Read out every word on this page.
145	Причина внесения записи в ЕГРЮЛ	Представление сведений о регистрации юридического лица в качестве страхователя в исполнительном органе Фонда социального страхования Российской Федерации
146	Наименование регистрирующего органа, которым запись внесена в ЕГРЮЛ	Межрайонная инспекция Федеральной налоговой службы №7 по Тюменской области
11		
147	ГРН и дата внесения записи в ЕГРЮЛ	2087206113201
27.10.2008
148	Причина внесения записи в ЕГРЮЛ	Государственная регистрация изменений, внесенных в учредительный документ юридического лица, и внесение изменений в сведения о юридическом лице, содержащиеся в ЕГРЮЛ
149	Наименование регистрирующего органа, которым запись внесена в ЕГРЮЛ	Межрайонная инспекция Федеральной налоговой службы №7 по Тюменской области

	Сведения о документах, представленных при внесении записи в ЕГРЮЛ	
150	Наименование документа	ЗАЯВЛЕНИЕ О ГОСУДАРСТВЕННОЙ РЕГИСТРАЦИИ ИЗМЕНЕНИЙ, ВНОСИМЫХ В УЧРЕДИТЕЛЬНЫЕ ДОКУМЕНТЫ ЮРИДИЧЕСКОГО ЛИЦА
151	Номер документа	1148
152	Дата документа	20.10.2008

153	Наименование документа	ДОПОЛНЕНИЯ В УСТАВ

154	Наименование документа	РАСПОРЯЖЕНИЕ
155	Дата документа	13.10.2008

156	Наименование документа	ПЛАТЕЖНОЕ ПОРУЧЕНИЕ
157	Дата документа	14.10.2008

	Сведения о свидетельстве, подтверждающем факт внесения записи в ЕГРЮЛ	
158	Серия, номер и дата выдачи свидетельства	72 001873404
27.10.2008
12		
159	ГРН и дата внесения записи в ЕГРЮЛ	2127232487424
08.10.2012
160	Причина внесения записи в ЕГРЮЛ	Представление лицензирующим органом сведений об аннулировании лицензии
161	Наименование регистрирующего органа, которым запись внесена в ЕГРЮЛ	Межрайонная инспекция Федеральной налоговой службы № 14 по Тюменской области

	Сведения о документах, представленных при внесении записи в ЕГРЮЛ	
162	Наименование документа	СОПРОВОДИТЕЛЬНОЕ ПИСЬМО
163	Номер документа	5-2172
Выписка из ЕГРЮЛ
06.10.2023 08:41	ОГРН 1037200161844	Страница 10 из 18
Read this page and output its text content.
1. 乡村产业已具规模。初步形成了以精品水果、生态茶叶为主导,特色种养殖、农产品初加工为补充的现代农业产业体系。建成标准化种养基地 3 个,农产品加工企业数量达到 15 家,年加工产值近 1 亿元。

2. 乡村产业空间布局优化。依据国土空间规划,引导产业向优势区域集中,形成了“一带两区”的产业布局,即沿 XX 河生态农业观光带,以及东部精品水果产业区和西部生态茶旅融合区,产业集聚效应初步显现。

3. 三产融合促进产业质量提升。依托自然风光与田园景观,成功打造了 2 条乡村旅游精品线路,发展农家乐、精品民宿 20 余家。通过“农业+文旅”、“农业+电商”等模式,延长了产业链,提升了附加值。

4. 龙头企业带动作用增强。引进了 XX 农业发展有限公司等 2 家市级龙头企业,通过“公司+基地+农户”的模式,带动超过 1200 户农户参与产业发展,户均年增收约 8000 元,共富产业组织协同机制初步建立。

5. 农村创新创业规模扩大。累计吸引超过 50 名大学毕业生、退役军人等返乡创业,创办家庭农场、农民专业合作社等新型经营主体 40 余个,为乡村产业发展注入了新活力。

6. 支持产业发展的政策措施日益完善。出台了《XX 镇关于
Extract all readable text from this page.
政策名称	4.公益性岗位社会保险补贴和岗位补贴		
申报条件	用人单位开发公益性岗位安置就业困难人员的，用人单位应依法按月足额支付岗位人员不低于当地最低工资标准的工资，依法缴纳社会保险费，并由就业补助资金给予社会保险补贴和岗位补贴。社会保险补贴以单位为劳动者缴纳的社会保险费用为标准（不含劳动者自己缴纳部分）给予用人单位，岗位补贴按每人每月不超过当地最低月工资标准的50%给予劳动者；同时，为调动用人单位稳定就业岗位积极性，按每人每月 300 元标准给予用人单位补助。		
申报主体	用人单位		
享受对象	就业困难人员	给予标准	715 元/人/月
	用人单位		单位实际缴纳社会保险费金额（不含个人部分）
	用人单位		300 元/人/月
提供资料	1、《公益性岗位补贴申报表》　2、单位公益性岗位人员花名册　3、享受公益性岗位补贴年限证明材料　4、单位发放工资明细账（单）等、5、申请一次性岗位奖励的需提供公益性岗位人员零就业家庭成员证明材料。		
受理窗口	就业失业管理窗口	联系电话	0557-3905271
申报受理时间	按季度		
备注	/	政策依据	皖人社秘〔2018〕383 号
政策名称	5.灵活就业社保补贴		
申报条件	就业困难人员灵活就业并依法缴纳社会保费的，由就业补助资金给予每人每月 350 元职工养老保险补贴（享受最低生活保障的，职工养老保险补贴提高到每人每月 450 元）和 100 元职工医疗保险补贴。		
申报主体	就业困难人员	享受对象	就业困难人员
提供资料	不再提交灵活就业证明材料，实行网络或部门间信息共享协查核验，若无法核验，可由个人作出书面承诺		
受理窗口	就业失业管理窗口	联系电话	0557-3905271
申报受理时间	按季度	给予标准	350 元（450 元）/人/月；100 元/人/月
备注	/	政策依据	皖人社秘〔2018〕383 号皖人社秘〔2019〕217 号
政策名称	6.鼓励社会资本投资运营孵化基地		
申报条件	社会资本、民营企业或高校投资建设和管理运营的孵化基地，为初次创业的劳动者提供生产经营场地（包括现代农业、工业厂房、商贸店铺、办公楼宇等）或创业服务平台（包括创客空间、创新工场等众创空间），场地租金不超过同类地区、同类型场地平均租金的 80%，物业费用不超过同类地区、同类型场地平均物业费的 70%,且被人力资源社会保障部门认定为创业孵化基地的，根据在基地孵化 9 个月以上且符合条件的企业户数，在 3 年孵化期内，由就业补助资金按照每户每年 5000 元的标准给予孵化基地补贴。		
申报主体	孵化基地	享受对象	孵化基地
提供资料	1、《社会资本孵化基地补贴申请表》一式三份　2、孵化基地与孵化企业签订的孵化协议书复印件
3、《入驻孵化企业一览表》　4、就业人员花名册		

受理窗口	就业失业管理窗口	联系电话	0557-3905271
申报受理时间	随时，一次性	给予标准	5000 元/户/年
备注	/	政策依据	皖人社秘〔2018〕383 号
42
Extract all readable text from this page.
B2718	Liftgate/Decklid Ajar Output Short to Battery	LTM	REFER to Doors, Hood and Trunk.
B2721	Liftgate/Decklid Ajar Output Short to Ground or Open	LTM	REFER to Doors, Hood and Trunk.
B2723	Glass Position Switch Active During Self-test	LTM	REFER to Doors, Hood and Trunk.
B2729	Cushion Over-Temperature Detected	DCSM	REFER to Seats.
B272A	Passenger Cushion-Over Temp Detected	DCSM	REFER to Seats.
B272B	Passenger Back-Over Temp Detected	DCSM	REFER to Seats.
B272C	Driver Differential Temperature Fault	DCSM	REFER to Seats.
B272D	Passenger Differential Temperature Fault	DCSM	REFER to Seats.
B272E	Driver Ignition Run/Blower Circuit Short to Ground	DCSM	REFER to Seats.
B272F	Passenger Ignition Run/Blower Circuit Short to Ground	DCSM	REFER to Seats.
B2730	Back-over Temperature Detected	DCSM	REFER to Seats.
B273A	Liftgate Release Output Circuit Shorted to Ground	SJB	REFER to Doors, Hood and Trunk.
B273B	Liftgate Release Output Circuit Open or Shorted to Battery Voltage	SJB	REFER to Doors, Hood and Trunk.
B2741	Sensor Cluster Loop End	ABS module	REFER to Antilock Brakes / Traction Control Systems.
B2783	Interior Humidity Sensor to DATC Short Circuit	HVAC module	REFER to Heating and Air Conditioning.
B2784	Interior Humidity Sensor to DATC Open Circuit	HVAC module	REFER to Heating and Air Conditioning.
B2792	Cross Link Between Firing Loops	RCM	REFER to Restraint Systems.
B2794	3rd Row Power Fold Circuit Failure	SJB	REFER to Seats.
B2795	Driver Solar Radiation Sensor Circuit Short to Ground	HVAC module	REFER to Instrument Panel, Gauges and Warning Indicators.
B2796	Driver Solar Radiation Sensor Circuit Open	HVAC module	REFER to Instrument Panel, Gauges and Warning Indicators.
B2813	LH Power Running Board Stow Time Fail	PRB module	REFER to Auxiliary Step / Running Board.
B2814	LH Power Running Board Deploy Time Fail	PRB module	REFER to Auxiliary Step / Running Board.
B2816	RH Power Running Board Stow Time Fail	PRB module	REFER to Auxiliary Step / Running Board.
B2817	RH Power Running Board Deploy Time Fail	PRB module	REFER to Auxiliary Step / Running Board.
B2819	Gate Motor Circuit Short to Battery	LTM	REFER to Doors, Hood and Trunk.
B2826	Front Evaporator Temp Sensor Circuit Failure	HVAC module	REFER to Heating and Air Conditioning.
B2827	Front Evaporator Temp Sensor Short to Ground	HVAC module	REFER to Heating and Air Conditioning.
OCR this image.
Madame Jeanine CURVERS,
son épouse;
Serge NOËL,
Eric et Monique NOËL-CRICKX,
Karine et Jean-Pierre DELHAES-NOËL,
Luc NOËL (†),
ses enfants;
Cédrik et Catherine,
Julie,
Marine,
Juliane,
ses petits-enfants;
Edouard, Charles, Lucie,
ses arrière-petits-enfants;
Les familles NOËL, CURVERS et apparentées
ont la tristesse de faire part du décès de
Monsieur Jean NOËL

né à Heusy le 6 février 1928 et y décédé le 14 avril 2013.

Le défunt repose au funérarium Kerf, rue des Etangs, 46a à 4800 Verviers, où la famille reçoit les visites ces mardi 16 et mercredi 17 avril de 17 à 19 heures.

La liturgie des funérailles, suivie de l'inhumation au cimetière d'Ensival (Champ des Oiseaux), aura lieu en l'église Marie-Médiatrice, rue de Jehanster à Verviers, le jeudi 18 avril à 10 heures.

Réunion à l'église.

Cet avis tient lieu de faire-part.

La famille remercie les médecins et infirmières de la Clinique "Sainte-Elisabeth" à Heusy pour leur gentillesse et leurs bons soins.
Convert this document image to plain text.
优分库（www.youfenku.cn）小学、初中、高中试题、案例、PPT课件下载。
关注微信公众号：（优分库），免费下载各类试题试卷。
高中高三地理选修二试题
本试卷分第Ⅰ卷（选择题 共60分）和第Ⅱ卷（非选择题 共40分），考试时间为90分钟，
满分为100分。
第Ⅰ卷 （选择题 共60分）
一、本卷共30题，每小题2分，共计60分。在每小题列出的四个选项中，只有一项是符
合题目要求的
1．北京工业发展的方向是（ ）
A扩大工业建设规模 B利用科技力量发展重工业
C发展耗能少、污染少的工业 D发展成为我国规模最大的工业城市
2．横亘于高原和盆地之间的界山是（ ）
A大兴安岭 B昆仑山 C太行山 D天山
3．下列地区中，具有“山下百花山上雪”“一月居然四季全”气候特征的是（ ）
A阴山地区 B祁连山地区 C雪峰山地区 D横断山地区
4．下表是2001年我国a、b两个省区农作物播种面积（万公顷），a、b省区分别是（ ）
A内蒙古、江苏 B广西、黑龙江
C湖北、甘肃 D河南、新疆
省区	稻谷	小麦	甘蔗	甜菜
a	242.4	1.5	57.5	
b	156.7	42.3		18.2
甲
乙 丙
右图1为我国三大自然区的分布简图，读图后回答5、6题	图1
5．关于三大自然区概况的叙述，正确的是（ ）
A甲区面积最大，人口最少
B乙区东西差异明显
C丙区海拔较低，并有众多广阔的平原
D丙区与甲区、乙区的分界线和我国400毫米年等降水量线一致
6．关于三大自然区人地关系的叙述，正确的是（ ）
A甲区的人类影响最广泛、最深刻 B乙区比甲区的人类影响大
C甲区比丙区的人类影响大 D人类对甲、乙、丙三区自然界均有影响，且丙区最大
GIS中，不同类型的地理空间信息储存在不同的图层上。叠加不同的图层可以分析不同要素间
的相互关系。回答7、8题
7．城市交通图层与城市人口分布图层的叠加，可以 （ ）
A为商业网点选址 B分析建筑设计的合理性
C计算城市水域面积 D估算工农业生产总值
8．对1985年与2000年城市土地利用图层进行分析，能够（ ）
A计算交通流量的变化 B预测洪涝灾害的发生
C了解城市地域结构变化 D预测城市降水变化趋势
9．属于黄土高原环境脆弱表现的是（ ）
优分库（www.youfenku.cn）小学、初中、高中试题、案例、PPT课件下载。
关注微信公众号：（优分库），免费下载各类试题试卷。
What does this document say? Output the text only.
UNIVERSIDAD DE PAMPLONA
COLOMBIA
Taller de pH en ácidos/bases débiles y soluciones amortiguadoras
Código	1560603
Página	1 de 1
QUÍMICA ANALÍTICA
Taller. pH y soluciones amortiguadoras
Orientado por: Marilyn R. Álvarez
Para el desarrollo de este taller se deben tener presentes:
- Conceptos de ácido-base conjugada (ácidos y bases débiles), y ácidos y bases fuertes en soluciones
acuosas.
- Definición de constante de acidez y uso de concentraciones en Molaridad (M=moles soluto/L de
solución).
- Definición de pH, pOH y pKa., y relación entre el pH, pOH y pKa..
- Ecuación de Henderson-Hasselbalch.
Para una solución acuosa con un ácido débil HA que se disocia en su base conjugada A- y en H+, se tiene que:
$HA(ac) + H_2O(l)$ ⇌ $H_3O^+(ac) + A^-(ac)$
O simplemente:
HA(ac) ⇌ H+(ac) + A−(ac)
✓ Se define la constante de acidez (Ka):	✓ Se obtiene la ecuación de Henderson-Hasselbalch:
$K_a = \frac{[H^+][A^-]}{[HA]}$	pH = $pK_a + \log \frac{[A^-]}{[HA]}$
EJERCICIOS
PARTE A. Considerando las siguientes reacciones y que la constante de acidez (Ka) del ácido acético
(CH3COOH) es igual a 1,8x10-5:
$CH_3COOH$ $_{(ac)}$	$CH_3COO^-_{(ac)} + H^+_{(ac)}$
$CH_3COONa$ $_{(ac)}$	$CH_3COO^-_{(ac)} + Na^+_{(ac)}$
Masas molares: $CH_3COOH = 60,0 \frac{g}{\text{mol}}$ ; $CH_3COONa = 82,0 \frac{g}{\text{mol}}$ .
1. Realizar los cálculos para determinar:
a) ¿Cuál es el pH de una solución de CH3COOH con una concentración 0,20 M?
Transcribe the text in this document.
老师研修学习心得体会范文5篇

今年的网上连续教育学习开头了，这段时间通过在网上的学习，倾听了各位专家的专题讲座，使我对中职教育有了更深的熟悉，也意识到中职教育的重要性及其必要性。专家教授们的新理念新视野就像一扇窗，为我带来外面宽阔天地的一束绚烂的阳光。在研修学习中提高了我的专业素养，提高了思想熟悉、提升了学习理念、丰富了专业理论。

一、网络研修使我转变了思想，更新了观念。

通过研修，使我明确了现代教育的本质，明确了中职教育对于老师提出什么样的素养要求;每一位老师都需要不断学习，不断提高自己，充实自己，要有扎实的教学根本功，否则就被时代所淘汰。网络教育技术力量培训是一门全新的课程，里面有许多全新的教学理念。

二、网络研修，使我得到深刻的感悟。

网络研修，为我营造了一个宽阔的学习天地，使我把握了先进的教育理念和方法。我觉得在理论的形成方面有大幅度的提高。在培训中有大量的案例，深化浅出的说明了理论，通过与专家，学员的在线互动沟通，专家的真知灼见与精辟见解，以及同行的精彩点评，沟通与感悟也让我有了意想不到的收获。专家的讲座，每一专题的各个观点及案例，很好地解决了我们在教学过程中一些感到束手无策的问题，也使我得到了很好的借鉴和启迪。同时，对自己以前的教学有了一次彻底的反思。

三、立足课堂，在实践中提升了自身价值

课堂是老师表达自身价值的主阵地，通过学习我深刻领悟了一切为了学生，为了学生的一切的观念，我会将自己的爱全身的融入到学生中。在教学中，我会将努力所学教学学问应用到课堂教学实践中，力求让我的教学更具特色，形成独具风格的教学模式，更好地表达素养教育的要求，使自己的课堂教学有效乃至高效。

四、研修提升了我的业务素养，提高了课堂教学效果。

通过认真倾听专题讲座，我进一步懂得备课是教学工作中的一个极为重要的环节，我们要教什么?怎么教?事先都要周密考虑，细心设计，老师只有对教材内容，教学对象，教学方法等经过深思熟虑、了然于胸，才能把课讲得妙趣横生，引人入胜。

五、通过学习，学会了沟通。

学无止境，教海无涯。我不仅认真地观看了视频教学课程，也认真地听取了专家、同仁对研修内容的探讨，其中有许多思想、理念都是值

## What this task involves
Filter the records above and return every line that holds the word "Gauges".

## Answer below
B2795	Driver Solar Radiation Sensor Circuit Short to Ground	HVAC module	REFER to Instrument Panel, Gauges and Warning Indicators.
B2796	Driver Solar Radiation Sensor Circuit Open	HVAC module	REFER to Instrument Panel, Gauges and Warning Indicators.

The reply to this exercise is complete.